What to produce:
Search the listing below for "PuSu". Copy each matching line.

=== Record excerpts ===

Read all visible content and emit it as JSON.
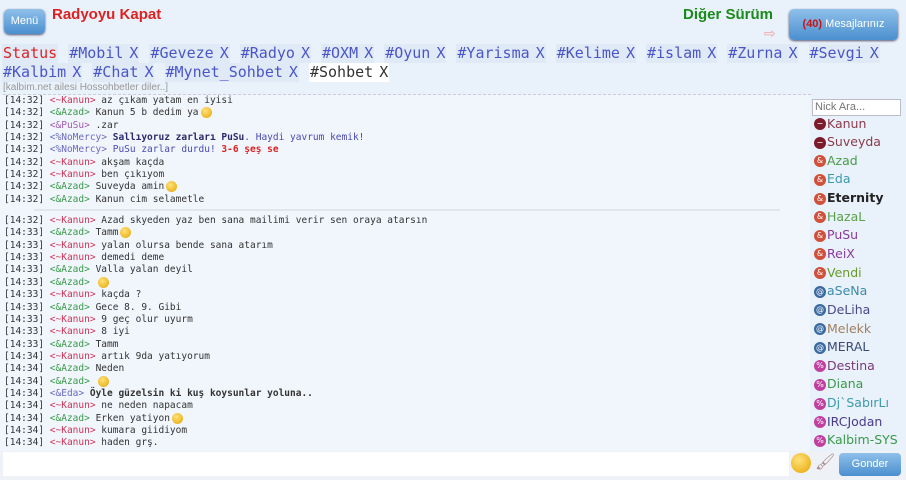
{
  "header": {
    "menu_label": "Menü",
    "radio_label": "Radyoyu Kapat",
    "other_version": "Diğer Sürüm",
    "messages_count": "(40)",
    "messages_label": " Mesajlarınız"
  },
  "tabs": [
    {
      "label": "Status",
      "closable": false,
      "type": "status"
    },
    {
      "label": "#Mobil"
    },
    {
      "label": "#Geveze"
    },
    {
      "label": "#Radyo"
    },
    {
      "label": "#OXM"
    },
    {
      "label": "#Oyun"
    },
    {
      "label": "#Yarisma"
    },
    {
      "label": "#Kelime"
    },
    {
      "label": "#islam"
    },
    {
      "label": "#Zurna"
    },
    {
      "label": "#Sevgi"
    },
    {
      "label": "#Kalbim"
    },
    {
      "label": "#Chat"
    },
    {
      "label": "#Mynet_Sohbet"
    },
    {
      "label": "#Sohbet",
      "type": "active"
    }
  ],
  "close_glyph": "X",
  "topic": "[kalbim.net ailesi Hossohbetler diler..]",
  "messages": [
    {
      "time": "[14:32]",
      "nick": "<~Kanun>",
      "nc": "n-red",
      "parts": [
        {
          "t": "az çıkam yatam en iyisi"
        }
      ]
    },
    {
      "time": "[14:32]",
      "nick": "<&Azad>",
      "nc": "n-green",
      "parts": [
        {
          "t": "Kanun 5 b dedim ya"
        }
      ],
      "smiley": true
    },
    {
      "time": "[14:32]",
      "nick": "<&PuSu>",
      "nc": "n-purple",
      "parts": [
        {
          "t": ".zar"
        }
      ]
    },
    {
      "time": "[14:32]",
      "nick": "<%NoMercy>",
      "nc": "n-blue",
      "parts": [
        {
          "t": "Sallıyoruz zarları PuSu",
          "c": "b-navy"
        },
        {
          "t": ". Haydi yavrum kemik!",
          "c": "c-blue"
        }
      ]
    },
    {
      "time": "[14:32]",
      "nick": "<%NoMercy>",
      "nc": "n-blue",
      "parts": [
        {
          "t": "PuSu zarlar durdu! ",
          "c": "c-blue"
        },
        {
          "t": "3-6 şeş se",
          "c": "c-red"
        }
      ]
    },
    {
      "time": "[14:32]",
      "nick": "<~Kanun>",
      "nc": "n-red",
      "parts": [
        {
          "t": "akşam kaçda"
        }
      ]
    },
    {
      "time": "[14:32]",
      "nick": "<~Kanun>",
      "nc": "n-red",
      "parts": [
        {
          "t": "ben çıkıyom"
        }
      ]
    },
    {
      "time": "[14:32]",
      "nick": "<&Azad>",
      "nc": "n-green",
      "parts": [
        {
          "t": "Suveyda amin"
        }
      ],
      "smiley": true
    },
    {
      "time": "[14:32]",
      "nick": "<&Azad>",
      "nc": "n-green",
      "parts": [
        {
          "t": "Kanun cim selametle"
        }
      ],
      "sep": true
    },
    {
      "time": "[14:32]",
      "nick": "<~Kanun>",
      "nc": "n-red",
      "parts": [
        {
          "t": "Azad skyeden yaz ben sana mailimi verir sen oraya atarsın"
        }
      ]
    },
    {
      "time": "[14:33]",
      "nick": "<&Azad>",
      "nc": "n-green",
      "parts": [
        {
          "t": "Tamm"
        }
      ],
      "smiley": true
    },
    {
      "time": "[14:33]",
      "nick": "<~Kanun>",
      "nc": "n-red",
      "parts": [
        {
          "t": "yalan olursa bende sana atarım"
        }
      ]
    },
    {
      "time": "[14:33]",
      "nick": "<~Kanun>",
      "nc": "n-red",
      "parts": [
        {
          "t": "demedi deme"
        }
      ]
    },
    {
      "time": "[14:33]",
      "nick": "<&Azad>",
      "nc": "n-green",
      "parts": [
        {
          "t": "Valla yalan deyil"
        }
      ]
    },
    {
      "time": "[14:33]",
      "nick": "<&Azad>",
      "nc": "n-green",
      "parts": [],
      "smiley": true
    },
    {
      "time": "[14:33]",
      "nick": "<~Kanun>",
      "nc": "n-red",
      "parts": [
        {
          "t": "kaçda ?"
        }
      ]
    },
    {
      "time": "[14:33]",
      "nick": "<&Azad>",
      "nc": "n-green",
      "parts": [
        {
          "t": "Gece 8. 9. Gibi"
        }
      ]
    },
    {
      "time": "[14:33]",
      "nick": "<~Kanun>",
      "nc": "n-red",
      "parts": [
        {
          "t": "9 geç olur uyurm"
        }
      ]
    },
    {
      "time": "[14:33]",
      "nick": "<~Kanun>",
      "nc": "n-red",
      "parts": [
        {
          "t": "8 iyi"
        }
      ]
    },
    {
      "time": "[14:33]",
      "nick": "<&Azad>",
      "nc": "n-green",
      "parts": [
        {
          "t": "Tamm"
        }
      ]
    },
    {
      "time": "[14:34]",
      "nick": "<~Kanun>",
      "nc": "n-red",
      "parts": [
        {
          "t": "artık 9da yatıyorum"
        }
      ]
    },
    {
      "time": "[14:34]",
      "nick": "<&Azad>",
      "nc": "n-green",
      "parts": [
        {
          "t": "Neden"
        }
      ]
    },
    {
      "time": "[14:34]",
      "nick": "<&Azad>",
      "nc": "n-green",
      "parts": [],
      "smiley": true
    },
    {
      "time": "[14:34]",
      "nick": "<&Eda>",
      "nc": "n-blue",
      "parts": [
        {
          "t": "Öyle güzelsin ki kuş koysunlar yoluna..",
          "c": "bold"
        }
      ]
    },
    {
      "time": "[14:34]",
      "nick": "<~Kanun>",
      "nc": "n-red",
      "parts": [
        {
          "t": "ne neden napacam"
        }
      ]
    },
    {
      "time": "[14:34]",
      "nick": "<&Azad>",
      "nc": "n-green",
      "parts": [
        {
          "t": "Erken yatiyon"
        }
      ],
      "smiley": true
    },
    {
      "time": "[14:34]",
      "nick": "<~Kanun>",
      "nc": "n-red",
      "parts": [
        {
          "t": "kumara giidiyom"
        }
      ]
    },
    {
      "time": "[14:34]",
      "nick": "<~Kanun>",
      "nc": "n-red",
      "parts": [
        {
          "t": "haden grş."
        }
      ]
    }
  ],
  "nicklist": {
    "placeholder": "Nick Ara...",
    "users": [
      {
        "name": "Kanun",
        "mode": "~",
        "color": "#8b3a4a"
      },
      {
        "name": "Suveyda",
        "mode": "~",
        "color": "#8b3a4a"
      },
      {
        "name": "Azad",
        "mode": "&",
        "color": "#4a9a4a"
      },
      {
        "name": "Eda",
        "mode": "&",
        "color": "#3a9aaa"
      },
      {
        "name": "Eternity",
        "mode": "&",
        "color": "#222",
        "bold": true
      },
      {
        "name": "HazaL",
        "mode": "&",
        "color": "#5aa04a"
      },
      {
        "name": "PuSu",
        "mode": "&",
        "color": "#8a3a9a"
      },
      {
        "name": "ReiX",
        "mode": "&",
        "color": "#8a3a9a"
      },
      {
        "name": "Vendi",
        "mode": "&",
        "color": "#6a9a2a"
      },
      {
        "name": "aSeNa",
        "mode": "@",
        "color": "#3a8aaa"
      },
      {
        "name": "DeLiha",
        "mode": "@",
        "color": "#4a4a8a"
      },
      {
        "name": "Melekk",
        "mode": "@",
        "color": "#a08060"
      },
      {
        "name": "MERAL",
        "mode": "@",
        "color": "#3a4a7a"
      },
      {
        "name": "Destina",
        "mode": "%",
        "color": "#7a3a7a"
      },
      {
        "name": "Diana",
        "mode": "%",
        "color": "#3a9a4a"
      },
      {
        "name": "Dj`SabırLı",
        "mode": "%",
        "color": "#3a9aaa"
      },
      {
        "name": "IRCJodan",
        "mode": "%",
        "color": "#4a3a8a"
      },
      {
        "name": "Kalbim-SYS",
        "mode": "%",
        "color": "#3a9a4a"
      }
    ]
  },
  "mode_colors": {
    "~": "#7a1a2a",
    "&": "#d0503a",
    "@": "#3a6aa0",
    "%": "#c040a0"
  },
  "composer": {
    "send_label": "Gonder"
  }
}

===

Response for this exercise:
      "nick": "<&PuSu>",
          "t": "Sallıyoruz zarları PuSu",
          "t": "PuSu zarlar durdu! ",
        "name": "PuSu",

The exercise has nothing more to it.